■ Task objective ■
Find all lines in the records that include the word "content", and copy them out.

━━━━━━━━

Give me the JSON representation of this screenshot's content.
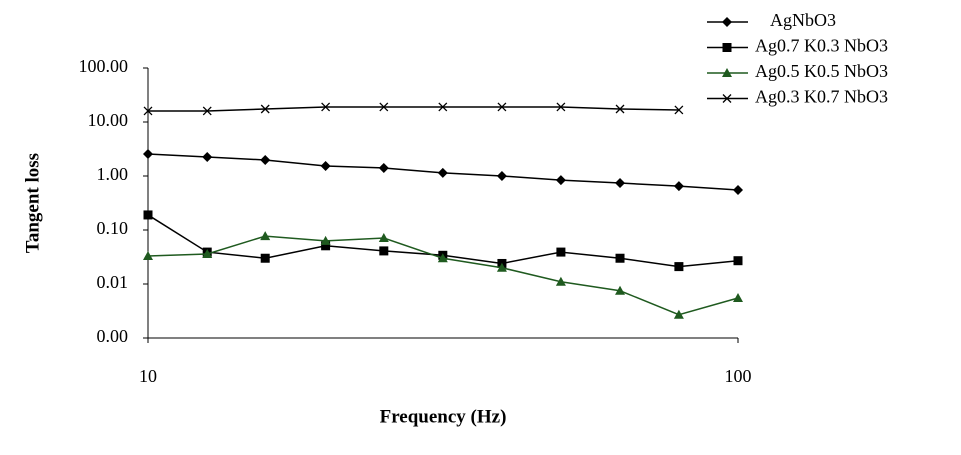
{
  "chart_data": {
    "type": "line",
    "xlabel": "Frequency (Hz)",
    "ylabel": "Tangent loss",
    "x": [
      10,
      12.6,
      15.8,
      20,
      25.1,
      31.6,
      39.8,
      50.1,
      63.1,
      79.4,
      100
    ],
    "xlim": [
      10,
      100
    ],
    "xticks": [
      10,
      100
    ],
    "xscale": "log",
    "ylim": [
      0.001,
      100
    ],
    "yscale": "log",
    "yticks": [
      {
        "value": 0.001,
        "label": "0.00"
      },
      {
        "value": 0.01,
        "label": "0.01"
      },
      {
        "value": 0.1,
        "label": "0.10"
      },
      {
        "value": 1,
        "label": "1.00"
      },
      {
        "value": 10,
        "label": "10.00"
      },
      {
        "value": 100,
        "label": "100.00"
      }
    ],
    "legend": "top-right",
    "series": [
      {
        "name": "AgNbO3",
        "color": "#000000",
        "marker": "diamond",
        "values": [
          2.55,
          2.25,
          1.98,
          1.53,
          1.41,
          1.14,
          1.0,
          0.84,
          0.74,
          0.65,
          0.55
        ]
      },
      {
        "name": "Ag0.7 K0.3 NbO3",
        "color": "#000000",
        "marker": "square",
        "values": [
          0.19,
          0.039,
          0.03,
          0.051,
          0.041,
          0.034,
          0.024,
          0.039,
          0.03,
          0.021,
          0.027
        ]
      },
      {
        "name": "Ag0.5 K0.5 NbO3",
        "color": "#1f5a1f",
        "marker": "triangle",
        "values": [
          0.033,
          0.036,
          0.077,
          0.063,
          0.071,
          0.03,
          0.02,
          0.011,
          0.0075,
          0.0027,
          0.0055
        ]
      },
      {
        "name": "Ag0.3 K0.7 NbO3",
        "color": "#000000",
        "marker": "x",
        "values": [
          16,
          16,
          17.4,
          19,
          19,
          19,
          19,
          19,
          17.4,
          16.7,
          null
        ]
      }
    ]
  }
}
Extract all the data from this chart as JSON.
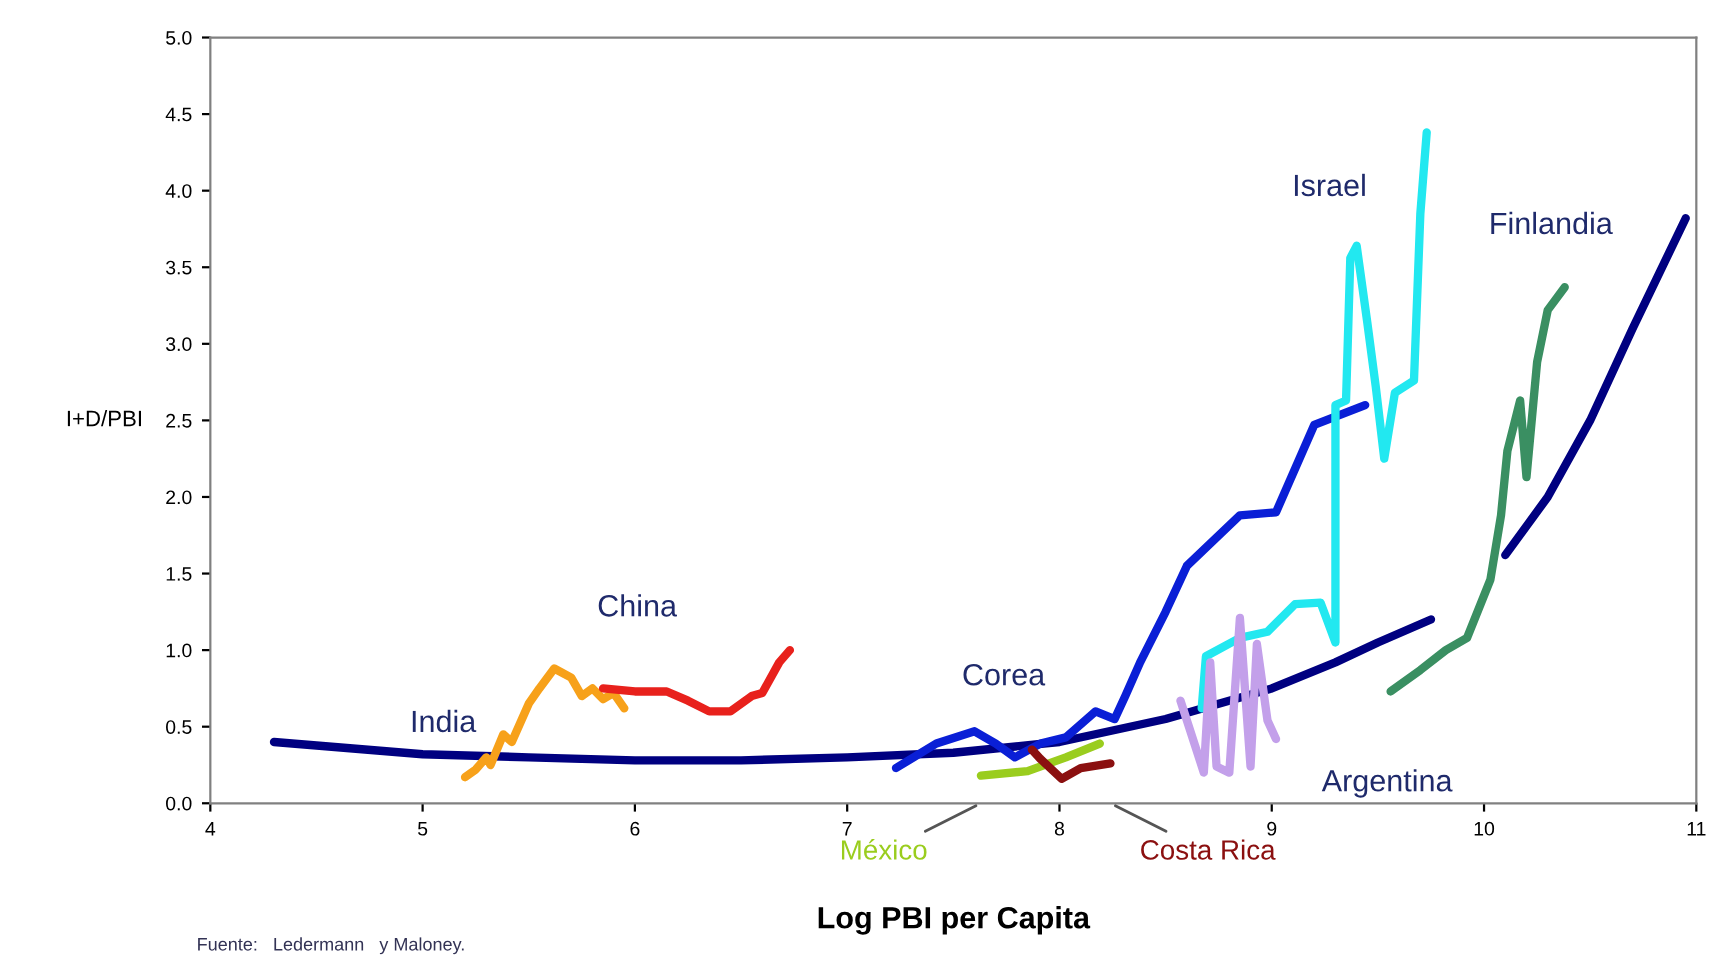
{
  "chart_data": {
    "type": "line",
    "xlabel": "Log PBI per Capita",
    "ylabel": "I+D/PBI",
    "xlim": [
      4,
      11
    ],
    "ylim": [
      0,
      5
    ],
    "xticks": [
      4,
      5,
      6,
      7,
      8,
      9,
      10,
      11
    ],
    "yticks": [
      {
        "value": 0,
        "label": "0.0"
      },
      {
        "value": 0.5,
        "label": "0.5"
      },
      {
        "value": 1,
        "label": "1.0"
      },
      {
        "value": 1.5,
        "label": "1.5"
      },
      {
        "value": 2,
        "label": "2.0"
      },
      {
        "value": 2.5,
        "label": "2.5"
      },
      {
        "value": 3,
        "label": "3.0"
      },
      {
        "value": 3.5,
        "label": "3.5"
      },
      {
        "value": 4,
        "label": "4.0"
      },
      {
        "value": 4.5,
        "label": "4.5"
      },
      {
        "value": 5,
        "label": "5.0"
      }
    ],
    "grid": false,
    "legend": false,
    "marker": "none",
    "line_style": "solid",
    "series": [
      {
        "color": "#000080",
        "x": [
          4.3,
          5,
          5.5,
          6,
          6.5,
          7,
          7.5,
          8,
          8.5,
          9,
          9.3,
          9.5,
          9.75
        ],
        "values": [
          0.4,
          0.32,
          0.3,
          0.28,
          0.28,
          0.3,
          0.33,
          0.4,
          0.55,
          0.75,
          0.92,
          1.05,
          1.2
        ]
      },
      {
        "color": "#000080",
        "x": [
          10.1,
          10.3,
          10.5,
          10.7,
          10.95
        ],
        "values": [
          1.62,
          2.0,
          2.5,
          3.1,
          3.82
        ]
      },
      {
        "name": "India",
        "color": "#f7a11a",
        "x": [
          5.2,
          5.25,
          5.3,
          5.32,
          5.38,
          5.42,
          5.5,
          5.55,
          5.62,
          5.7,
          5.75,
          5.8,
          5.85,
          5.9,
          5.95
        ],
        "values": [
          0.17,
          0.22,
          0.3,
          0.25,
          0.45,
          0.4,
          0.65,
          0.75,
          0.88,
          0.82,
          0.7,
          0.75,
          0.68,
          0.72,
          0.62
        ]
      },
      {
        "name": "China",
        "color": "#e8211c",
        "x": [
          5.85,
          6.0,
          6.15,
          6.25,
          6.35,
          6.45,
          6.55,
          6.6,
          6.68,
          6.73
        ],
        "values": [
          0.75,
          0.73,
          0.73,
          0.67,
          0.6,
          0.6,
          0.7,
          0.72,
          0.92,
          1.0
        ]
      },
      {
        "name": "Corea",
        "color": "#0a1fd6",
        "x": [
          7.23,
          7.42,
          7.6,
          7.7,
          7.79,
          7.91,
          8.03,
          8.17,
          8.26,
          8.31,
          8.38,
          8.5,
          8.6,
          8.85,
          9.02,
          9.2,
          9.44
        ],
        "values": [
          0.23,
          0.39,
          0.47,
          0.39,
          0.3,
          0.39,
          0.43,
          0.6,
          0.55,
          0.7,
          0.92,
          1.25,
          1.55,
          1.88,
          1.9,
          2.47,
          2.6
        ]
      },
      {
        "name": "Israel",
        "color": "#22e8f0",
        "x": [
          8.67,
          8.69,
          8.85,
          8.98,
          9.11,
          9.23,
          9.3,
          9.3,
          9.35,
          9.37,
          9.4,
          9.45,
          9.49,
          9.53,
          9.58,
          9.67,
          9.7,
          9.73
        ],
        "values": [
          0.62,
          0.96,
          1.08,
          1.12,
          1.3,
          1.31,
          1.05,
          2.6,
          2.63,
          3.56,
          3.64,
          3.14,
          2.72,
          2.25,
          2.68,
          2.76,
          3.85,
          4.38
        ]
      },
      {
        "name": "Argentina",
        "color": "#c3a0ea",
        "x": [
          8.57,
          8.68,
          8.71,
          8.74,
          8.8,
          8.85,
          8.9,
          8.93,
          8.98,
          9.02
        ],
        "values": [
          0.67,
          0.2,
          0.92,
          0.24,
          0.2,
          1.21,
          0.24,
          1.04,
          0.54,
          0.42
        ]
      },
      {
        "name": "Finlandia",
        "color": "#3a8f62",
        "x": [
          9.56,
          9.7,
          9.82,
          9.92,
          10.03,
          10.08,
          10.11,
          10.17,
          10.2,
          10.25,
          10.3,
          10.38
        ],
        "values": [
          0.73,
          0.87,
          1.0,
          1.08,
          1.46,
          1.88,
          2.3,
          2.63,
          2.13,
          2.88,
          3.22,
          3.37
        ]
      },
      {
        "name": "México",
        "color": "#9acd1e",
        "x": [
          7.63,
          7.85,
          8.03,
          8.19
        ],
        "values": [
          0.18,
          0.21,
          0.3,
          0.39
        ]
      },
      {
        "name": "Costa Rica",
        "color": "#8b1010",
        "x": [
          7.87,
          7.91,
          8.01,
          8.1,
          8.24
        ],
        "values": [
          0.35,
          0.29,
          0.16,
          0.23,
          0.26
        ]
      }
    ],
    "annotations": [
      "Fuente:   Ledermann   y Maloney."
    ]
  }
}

━━━━━━━━

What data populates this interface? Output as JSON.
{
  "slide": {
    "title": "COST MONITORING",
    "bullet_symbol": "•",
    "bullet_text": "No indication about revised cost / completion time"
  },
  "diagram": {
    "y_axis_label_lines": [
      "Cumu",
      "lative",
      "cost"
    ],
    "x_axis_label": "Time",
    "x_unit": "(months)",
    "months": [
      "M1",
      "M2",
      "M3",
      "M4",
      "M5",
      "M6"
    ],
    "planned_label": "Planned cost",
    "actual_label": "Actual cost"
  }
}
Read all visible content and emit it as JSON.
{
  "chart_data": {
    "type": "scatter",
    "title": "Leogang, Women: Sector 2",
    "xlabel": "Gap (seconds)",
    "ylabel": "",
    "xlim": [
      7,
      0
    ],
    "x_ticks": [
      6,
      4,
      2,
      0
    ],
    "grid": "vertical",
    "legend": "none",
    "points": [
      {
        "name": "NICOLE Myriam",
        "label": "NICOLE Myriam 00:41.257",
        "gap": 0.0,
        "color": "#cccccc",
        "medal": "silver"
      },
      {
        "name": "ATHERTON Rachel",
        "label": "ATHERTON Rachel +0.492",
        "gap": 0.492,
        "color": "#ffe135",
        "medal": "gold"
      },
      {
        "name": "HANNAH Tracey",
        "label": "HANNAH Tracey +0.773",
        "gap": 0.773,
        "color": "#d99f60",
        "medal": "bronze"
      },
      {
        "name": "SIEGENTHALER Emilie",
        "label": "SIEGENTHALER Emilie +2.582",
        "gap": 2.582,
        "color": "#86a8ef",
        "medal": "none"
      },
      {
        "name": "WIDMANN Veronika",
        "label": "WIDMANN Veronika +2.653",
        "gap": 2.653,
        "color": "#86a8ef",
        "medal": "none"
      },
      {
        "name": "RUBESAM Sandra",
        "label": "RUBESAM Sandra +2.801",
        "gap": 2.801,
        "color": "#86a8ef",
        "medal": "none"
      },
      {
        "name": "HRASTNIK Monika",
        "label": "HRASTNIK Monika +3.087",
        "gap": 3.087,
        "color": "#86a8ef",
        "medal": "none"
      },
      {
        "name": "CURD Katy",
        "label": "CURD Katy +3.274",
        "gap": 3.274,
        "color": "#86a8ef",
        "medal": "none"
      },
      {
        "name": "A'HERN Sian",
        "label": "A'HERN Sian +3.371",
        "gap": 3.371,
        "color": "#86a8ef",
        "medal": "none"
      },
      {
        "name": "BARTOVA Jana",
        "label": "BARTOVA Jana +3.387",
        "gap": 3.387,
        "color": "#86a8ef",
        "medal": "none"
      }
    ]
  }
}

━━━━━━━━

■ Result for this task ■
Give me the JSON representation of this screenshot's content.
Read all visible content and emit it as JSON.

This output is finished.